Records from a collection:

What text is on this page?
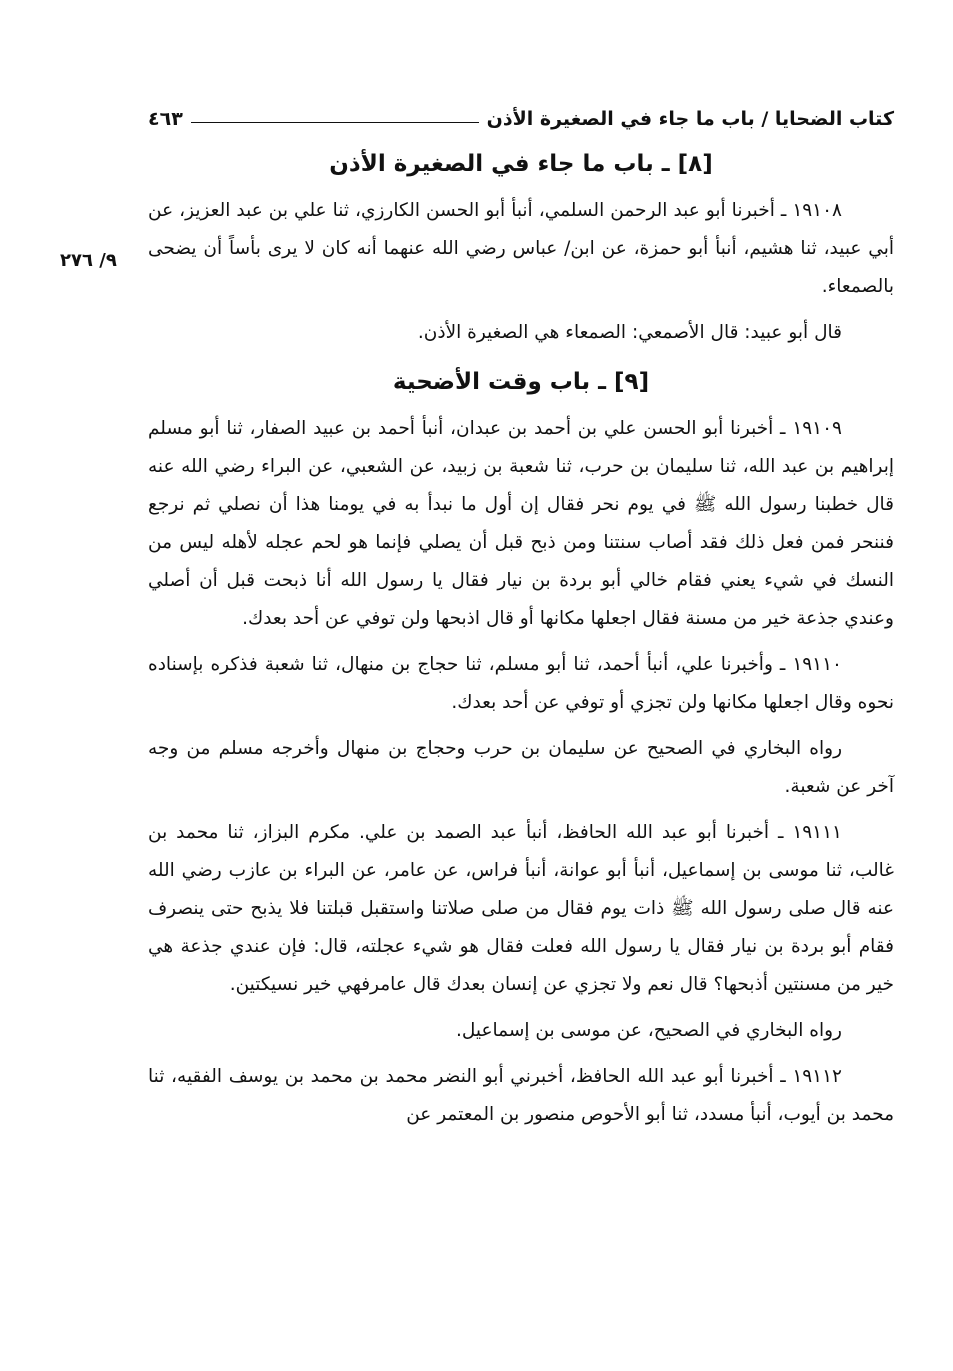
كتاب الضحايا / باب ما جاء في الصغيرة الأذن
٤٦٣
٩/ ٢٧٦
[٨] ـ باب ما جاء في الصغيرة الأذن

١٩١٠٨ ـ أخبرنا أبو عبد الرحمن السلمي، أنبأ أبو الحسن الكارزي، ثنا علي بن عبد العزيز، عن أبي عبيد، ثنا هشيم، أنبأ أبو حمزة، عن ابن/ عباس رضي الله عنهما أنه كان لا يرى بأساً أن يضحى بالصمعاء.

قال أبو عبيد: قال الأصمعي: الصمعاء هي الصغيرة الأذن.

[٩] ـ باب وقت الأضحية

١٩١٠٩ ـ أخبرنا أبو الحسن علي بن أحمد بن عبدان، أنبأ أحمد بن عبيد الصفار، ثنا أبو مسلم إبراهيم بن عبد الله، ثنا سليمان بن حرب، ثنا شعبة بن زبيد، عن الشعبي، عن البراء رضي الله عنه قال خطبنا رسول الله ﷺ في يوم نحر فقال إن أول ما نبدأ به في يومنا هذا أن نصلي ثم نرجع فننحر فمن فعل ذلك فقد أصاب سنتنا ومن ذبح قبل أن يصلي فإنما هو لحم عجله لأهله ليس من النسك في شيء يعني فقام خالي أبو بردة بن نيار فقال يا رسول الله أنا ذبحت قبل أن أصلي وعندي جذعة خير من مسنة فقال اجعلها مكانها أو قال اذبحها ولن توفي عن أحد بعدك.

١٩١١٠ ـ وأخبرنا علي، أنبأ أحمد، ثنا أبو مسلم، ثنا حجاج بن منهال، ثنا شعبة فذكره بإسناده نحوه وقال اجعلها مكانها ولن تجزي أو توفي عن أحد بعدك.

رواه البخاري في الصحيح عن سليمان بن حرب وحجاج بن منهال وأخرجه مسلم من وجه آخر عن شعبة.

١٩١١١ ـ أخبرنا أبو عبد الله الحافظ، أنبأ عبد الصمد بن علي. مكرم البزاز، ثنا محمد بن غالب، ثنا موسى بن إسماعيل، أنبأ أبو عوانة، أنبأ فراس، عن عامر، عن البراء بن عازب رضي الله عنه قال صلى رسول الله ﷺ ذات يوم فقال من صلى صلاتنا واستقبل قبلتنا فلا يذبح حتى ينصرف فقام أبو بردة بن نيار فقال يا رسول الله فعلت فقال هو شيء عجلته، قال: فإن عندي جذعة هي خير من مسنتين أذبحها؟ قال نعم ولا تجزي عن إنسان بعدك قال عامرفهي خير نسيكتين.

رواه البخاري في الصحيح، عن موسى بن إسماعيل.

١٩١١٢ ـ أخبرنا أبو عبد الله الحافظ، أخبرني أبو النضر محمد بن محمد بن يوسف الفقيه، ثنا محمد بن أيوب، أنبأ مسدد، ثنا أبو الأحوص منصور بن المعتمر عن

**Given instruction**
The records above are to be quoted exactly, with all pictures left out.

**Task response**
What text is on this page?
كتاب الضحايا / باب ما جاء في الصغيرة الأذن
٤٦٣
٩/ ٢٧٦
[٨] ـ باب ما جاء في الصغيرة الأذن

١٩١٠٨ ـ أخبرنا أبو عبد الرحمن السلمي، أنبأ أبو الحسن الكارزي، ثنا علي بن عبد العزيز، عن أبي عبيد، ثنا هشيم، أنبأ أبو حمزة، عن ابن/ عباس رضي الله عنهما أنه كان لا يرى بأساً أن يضحى بالصمعاء.

قال أبو عبيد: قال الأصمعي: الصمعاء هي الصغيرة الأذن.

[٩] ـ باب وقت الأضحية

١٩١٠٩ ـ أخبرنا أبو الحسن علي بن أحمد بن عبدان، أنبأ أحمد بن عبيد الصفار، ثنا أبو مسلم إبراهيم بن عبد الله، ثنا سليمان بن حرب، ثنا شعبة بن زبيد، عن الشعبي، عن البراء رضي الله عنه قال خطبنا رسول الله ﷺ في يوم نحر فقال إن أول ما نبدأ به في يومنا هذا أن نصلي ثم نرجع فننحر فمن فعل ذلك فقد أصاب سنتنا ومن ذبح قبل أن يصلي فإنما هو لحم عجله لأهله ليس من النسك في شيء يعني فقام خالي أبو بردة بن نيار فقال يا رسول الله أنا ذبحت قبل أن أصلي وعندي جذعة خير من مسنة فقال اجعلها مكانها أو قال اذبحها ولن توفي عن أحد بعدك.

١٩١١٠ ـ وأخبرنا علي، أنبأ أحمد، ثنا أبو مسلم، ثنا حجاج بن منهال، ثنا شعبة فذكره بإسناده نحوه وقال اجعلها مكانها ولن تجزي أو توفي عن أحد بعدك.

رواه البخاري في الصحيح عن سليمان بن حرب وحجاج بن منهال وأخرجه مسلم من وجه آخر عن شعبة.

١٩١١١ ـ أخبرنا أبو عبد الله الحافظ، أنبأ عبد الصمد بن علي. مكرم البزاز، ثنا محمد بن غالب، ثنا موسى بن إسماعيل، أنبأ أبو عوانة، أنبأ فراس، عن عامر، عن البراء بن عازب رضي الله عنه قال صلى رسول الله ﷺ ذات يوم فقال من صلى صلاتنا واستقبل قبلتنا فلا يذبح حتى ينصرف فقام أبو بردة بن نيار فقال يا رسول الله فعلت فقال هو شيء عجلته، قال: فإن عندي جذعة هي خير من مسنتين أذبحها؟ قال نعم ولا تجزي عن إنسان بعدك قال عامرفهي خير نسيكتين.

رواه البخاري في الصحيح، عن موسى بن إسماعيل.

١٩١١٢ ـ أخبرنا أبو عبد الله الحافظ، أخبرني أبو النضر محمد بن محمد بن يوسف الفقيه، ثنا محمد بن أيوب، أنبأ مسدد، ثنا أبو الأحوص منصور بن المعتمر عن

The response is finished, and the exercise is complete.